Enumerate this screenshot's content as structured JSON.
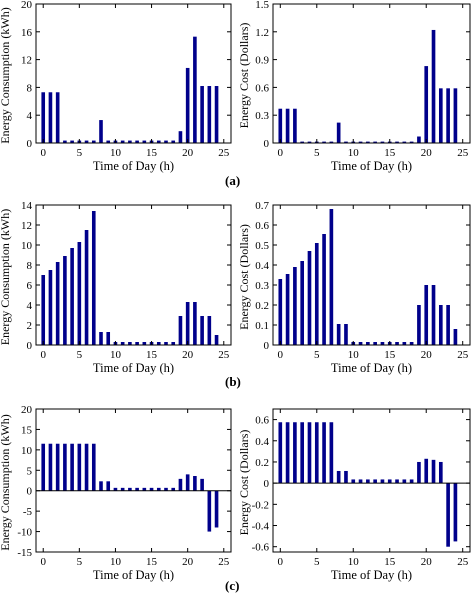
{
  "chart_data": [
    {
      "type": "bar",
      "panel": "a",
      "ylabel": "Energy Consumption (kWh)",
      "xlabel": "Time of Day (h)",
      "ylim": [
        0,
        20
      ],
      "xlim": [
        -1,
        26
      ],
      "yticks": [
        0,
        4,
        8,
        12,
        16,
        20
      ],
      "ytick_labels": [
        "0",
        "4",
        "8",
        "12",
        "16",
        "20"
      ],
      "xticks": [
        0,
        5,
        10,
        15,
        20,
        25
      ],
      "xtick_labels": [
        "0",
        "5",
        "10",
        "15",
        "20",
        "25"
      ],
      "x": [
        0,
        1,
        2,
        3,
        4,
        5,
        6,
        7,
        8,
        9,
        10,
        11,
        12,
        13,
        14,
        15,
        16,
        17,
        18,
        19,
        20,
        21,
        22,
        23,
        24
      ],
      "values": [
        7.3,
        7.3,
        7.3,
        0.35,
        0.35,
        0.35,
        0.35,
        0.35,
        3.3,
        0.35,
        0.35,
        0.35,
        0.35,
        0.35,
        0.35,
        0.35,
        0.35,
        0.35,
        0.35,
        1.7,
        10.8,
        15.3,
        8.2,
        8.2,
        8.2
      ],
      "color": "#00008B"
    },
    {
      "type": "bar",
      "panel": "a",
      "ylabel": "Energy Cost (Dollars)",
      "xlabel": "Time of Day (h)",
      "ylim": [
        0,
        1.5
      ],
      "xlim": [
        -1,
        26
      ],
      "yticks": [
        0,
        0.3,
        0.6,
        0.9,
        1.2,
        1.5
      ],
      "ytick_labels": [
        "0",
        "0.3",
        "0.6",
        "0.9",
        "1.2",
        "1.5"
      ],
      "xticks": [
        0,
        5,
        10,
        15,
        20,
        25
      ],
      "xtick_labels": [
        "0",
        "5",
        "10",
        "15",
        "20",
        "25"
      ],
      "x": [
        0,
        1,
        2,
        3,
        4,
        5,
        6,
        7,
        8,
        9,
        10,
        11,
        12,
        13,
        14,
        15,
        16,
        17,
        18,
        19,
        20,
        21,
        22,
        23,
        24
      ],
      "values": [
        0.37,
        0.37,
        0.37,
        0.015,
        0.015,
        0.015,
        0.015,
        0.015,
        0.22,
        0.015,
        0.015,
        0.015,
        0.015,
        0.015,
        0.015,
        0.015,
        0.015,
        0.015,
        0.015,
        0.07,
        0.83,
        1.22,
        0.59,
        0.59,
        0.59
      ],
      "color": "#00008B"
    },
    {
      "type": "bar",
      "panel": "b",
      "ylabel": "Energy Consumption (kWh)",
      "xlabel": "Time of Day (h)",
      "ylim": [
        0,
        14
      ],
      "xlim": [
        -1,
        26
      ],
      "yticks": [
        0,
        2,
        4,
        6,
        8,
        10,
        12,
        14
      ],
      "ytick_labels": [
        "0",
        "2",
        "4",
        "6",
        "8",
        "10",
        "12",
        "14"
      ],
      "xticks": [
        0,
        5,
        10,
        15,
        20,
        25
      ],
      "xtick_labels": [
        "0",
        "5",
        "10",
        "15",
        "20",
        "25"
      ],
      "x": [
        0,
        1,
        2,
        3,
        4,
        5,
        6,
        7,
        8,
        9,
        10,
        11,
        12,
        13,
        14,
        15,
        16,
        17,
        18,
        19,
        20,
        21,
        22,
        23,
        24
      ],
      "values": [
        7.0,
        7.5,
        8.3,
        8.9,
        9.7,
        10.3,
        11.5,
        13.4,
        1.3,
        1.3,
        0.3,
        0.3,
        0.3,
        0.3,
        0.3,
        0.3,
        0.3,
        0.3,
        0.3,
        2.9,
        4.3,
        4.3,
        2.9,
        2.9,
        1.0
      ],
      "color": "#00008B"
    },
    {
      "type": "bar",
      "panel": "b",
      "ylabel": "Energy Cost (Dollars)",
      "xlabel": "Time of Day (h)",
      "ylim": [
        0,
        0.7
      ],
      "xlim": [
        -1,
        26
      ],
      "yticks": [
        0,
        0.1,
        0.2,
        0.3,
        0.4,
        0.5,
        0.6,
        0.7
      ],
      "ytick_labels": [
        "0",
        "0.1",
        "0.2",
        "0.3",
        "0.4",
        "0.5",
        "0.6",
        "0.7"
      ],
      "xticks": [
        0,
        5,
        10,
        15,
        20,
        25
      ],
      "xtick_labels": [
        "0",
        "5",
        "10",
        "15",
        "20",
        "25"
      ],
      "x": [
        0,
        1,
        2,
        3,
        4,
        5,
        6,
        7,
        8,
        9,
        10,
        11,
        12,
        13,
        14,
        15,
        16,
        17,
        18,
        19,
        20,
        21,
        22,
        23,
        24
      ],
      "values": [
        0.33,
        0.355,
        0.39,
        0.42,
        0.47,
        0.51,
        0.555,
        0.68,
        0.105,
        0.105,
        0.015,
        0.015,
        0.015,
        0.015,
        0.015,
        0.015,
        0.015,
        0.015,
        0.015,
        0.2,
        0.3,
        0.3,
        0.2,
        0.2,
        0.08
      ],
      "color": "#00008B"
    },
    {
      "type": "bar",
      "panel": "c",
      "ylabel": "Energy Consumption (kWh)",
      "xlabel": "Time of Day (h)",
      "ylim": [
        -15,
        20
      ],
      "xlim": [
        -1,
        26
      ],
      "yticks": [
        -15,
        -10,
        -5,
        0,
        5,
        10,
        15,
        20
      ],
      "ytick_labels": [
        "-15",
        "-10",
        "-5",
        "0",
        "5",
        "10",
        "15",
        "20"
      ],
      "xticks": [
        0,
        5,
        10,
        15,
        20,
        25
      ],
      "xtick_labels": [
        "0",
        "5",
        "10",
        "15",
        "20",
        "25"
      ],
      "x": [
        0,
        1,
        2,
        3,
        4,
        5,
        6,
        7,
        8,
        9,
        10,
        11,
        12,
        13,
        14,
        15,
        16,
        17,
        18,
        19,
        20,
        21,
        22,
        23,
        24
      ],
      "values": [
        11.5,
        11.5,
        11.5,
        11.5,
        11.5,
        11.5,
        11.5,
        11.5,
        2.3,
        2.3,
        0.7,
        0.7,
        0.7,
        0.7,
        0.7,
        0.7,
        0.7,
        0.7,
        0.7,
        2.9,
        4.0,
        3.6,
        2.9,
        -10.0,
        -9.0
      ],
      "color": "#00008B"
    },
    {
      "type": "bar",
      "panel": "c",
      "ylabel": "Energy Cost (Dollars)",
      "xlabel": "Time of Day (h)",
      "ylim": [
        -0.65,
        0.7
      ],
      "xlim": [
        -1,
        26
      ],
      "yticks": [
        -0.6,
        -0.4,
        -0.2,
        0,
        0.2,
        0.4,
        0.6
      ],
      "ytick_labels": [
        "-0.6",
        "-0.4",
        "-0.2",
        "0",
        "0.2",
        "0.4",
        "0.6"
      ],
      "xticks": [
        0,
        5,
        10,
        15,
        20,
        25
      ],
      "xtick_labels": [
        "0",
        "5",
        "10",
        "15",
        "20",
        "25"
      ],
      "x": [
        0,
        1,
        2,
        3,
        4,
        5,
        6,
        7,
        8,
        9,
        10,
        11,
        12,
        13,
        14,
        15,
        16,
        17,
        18,
        19,
        20,
        21,
        22,
        23,
        24
      ],
      "values": [
        0.575,
        0.575,
        0.575,
        0.575,
        0.575,
        0.575,
        0.575,
        0.575,
        0.115,
        0.115,
        0.035,
        0.035,
        0.035,
        0.035,
        0.035,
        0.035,
        0.035,
        0.035,
        0.035,
        0.2,
        0.23,
        0.22,
        0.2,
        -0.6,
        -0.55
      ],
      "color": "#00008B"
    }
  ],
  "panel_labels": {
    "a": "(a)",
    "b": "(b)",
    "c": "(c)"
  }
}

========================================

→ **Goal**:
Print the full listing exactly, dropping the pictures.

→ **Task result**:
Enumerate this screenshot's content as structured JSON.
{
  "chart_data": [
    {
      "type": "bar",
      "panel": "a",
      "ylabel": "Energy Consumption (kWh)",
      "xlabel": "Time of Day (h)",
      "ylim": [
        0,
        20
      ],
      "xlim": [
        -1,
        26
      ],
      "yticks": [
        0,
        4,
        8,
        12,
        16,
        20
      ],
      "ytick_labels": [
        "0",
        "4",
        "8",
        "12",
        "16",
        "20"
      ],
      "xticks": [
        0,
        5,
        10,
        15,
        20,
        25
      ],
      "xtick_labels": [
        "0",
        "5",
        "10",
        "15",
        "20",
        "25"
      ],
      "x": [
        0,
        1,
        2,
        3,
        4,
        5,
        6,
        7,
        8,
        9,
        10,
        11,
        12,
        13,
        14,
        15,
        16,
        17,
        18,
        19,
        20,
        21,
        22,
        23,
        24
      ],
      "values": [
        7.3,
        7.3,
        7.3,
        0.35,
        0.35,
        0.35,
        0.35,
        0.35,
        3.3,
        0.35,
        0.35,
        0.35,
        0.35,
        0.35,
        0.35,
        0.35,
        0.35,
        0.35,
        0.35,
        1.7,
        10.8,
        15.3,
        8.2,
        8.2,
        8.2
      ],
      "color": "#00008B"
    },
    {
      "type": "bar",
      "panel": "a",
      "ylabel": "Energy Cost (Dollars)",
      "xlabel": "Time of Day (h)",
      "ylim": [
        0,
        1.5
      ],
      "xlim": [
        -1,
        26
      ],
      "yticks": [
        0,
        0.3,
        0.6,
        0.9,
        1.2,
        1.5
      ],
      "ytick_labels": [
        "0",
        "0.3",
        "0.6",
        "0.9",
        "1.2",
        "1.5"
      ],
      "xticks": [
        0,
        5,
        10,
        15,
        20,
        25
      ],
      "xtick_labels": [
        "0",
        "5",
        "10",
        "15",
        "20",
        "25"
      ],
      "x": [
        0,
        1,
        2,
        3,
        4,
        5,
        6,
        7,
        8,
        9,
        10,
        11,
        12,
        13,
        14,
        15,
        16,
        17,
        18,
        19,
        20,
        21,
        22,
        23,
        24
      ],
      "values": [
        0.37,
        0.37,
        0.37,
        0.015,
        0.015,
        0.015,
        0.015,
        0.015,
        0.22,
        0.015,
        0.015,
        0.015,
        0.015,
        0.015,
        0.015,
        0.015,
        0.015,
        0.015,
        0.015,
        0.07,
        0.83,
        1.22,
        0.59,
        0.59,
        0.59
      ],
      "color": "#00008B"
    },
    {
      "type": "bar",
      "panel": "b",
      "ylabel": "Energy Consumption (kWh)",
      "xlabel": "Time of Day (h)",
      "ylim": [
        0,
        14
      ],
      "xlim": [
        -1,
        26
      ],
      "yticks": [
        0,
        2,
        4,
        6,
        8,
        10,
        12,
        14
      ],
      "ytick_labels": [
        "0",
        "2",
        "4",
        "6",
        "8",
        "10",
        "12",
        "14"
      ],
      "xticks": [
        0,
        5,
        10,
        15,
        20,
        25
      ],
      "xtick_labels": [
        "0",
        "5",
        "10",
        "15",
        "20",
        "25"
      ],
      "x": [
        0,
        1,
        2,
        3,
        4,
        5,
        6,
        7,
        8,
        9,
        10,
        11,
        12,
        13,
        14,
        15,
        16,
        17,
        18,
        19,
        20,
        21,
        22,
        23,
        24
      ],
      "values": [
        7.0,
        7.5,
        8.3,
        8.9,
        9.7,
        10.3,
        11.5,
        13.4,
        1.3,
        1.3,
        0.3,
        0.3,
        0.3,
        0.3,
        0.3,
        0.3,
        0.3,
        0.3,
        0.3,
        2.9,
        4.3,
        4.3,
        2.9,
        2.9,
        1.0
      ],
      "color": "#00008B"
    },
    {
      "type": "bar",
      "panel": "b",
      "ylabel": "Energy Cost (Dollars)",
      "xlabel": "Time of Day (h)",
      "ylim": [
        0,
        0.7
      ],
      "xlim": [
        -1,
        26
      ],
      "yticks": [
        0,
        0.1,
        0.2,
        0.3,
        0.4,
        0.5,
        0.6,
        0.7
      ],
      "ytick_labels": [
        "0",
        "0.1",
        "0.2",
        "0.3",
        "0.4",
        "0.5",
        "0.6",
        "0.7"
      ],
      "xticks": [
        0,
        5,
        10,
        15,
        20,
        25
      ],
      "xtick_labels": [
        "0",
        "5",
        "10",
        "15",
        "20",
        "25"
      ],
      "x": [
        0,
        1,
        2,
        3,
        4,
        5,
        6,
        7,
        8,
        9,
        10,
        11,
        12,
        13,
        14,
        15,
        16,
        17,
        18,
        19,
        20,
        21,
        22,
        23,
        24
      ],
      "values": [
        0.33,
        0.355,
        0.39,
        0.42,
        0.47,
        0.51,
        0.555,
        0.68,
        0.105,
        0.105,
        0.015,
        0.015,
        0.015,
        0.015,
        0.015,
        0.015,
        0.015,
        0.015,
        0.015,
        0.2,
        0.3,
        0.3,
        0.2,
        0.2,
        0.08
      ],
      "color": "#00008B"
    },
    {
      "type": "bar",
      "panel": "c",
      "ylabel": "Energy Consumption (kWh)",
      "xlabel": "Time of Day (h)",
      "ylim": [
        -15,
        20
      ],
      "xlim": [
        -1,
        26
      ],
      "yticks": [
        -15,
        -10,
        -5,
        0,
        5,
        10,
        15,
        20
      ],
      "ytick_labels": [
        "-15",
        "-10",
        "-5",
        "0",
        "5",
        "10",
        "15",
        "20"
      ],
      "xticks": [
        0,
        5,
        10,
        15,
        20,
        25
      ],
      "xtick_labels": [
        "0",
        "5",
        "10",
        "15",
        "20",
        "25"
      ],
      "x": [
        0,
        1,
        2,
        3,
        4,
        5,
        6,
        7,
        8,
        9,
        10,
        11,
        12,
        13,
        14,
        15,
        16,
        17,
        18,
        19,
        20,
        21,
        22,
        23,
        24
      ],
      "values": [
        11.5,
        11.5,
        11.5,
        11.5,
        11.5,
        11.5,
        11.5,
        11.5,
        2.3,
        2.3,
        0.7,
        0.7,
        0.7,
        0.7,
        0.7,
        0.7,
        0.7,
        0.7,
        0.7,
        2.9,
        4.0,
        3.6,
        2.9,
        -10.0,
        -9.0
      ],
      "color": "#00008B"
    },
    {
      "type": "bar",
      "panel": "c",
      "ylabel": "Energy Cost (Dollars)",
      "xlabel": "Time of Day (h)",
      "ylim": [
        -0.65,
        0.7
      ],
      "xlim": [
        -1,
        26
      ],
      "yticks": [
        -0.6,
        -0.4,
        -0.2,
        0,
        0.2,
        0.4,
        0.6
      ],
      "ytick_labels": [
        "-0.6",
        "-0.4",
        "-0.2",
        "0",
        "0.2",
        "0.4",
        "0.6"
      ],
      "xticks": [
        0,
        5,
        10,
        15,
        20,
        25
      ],
      "xtick_labels": [
        "0",
        "5",
        "10",
        "15",
        "20",
        "25"
      ],
      "x": [
        0,
        1,
        2,
        3,
        4,
        5,
        6,
        7,
        8,
        9,
        10,
        11,
        12,
        13,
        14,
        15,
        16,
        17,
        18,
        19,
        20,
        21,
        22,
        23,
        24
      ],
      "values": [
        0.575,
        0.575,
        0.575,
        0.575,
        0.575,
        0.575,
        0.575,
        0.575,
        0.115,
        0.115,
        0.035,
        0.035,
        0.035,
        0.035,
        0.035,
        0.035,
        0.035,
        0.035,
        0.035,
        0.2,
        0.23,
        0.22,
        0.2,
        -0.6,
        -0.55
      ],
      "color": "#00008B"
    }
  ],
  "panel_labels": {
    "a": "(a)",
    "b": "(b)",
    "c": "(c)"
  }
}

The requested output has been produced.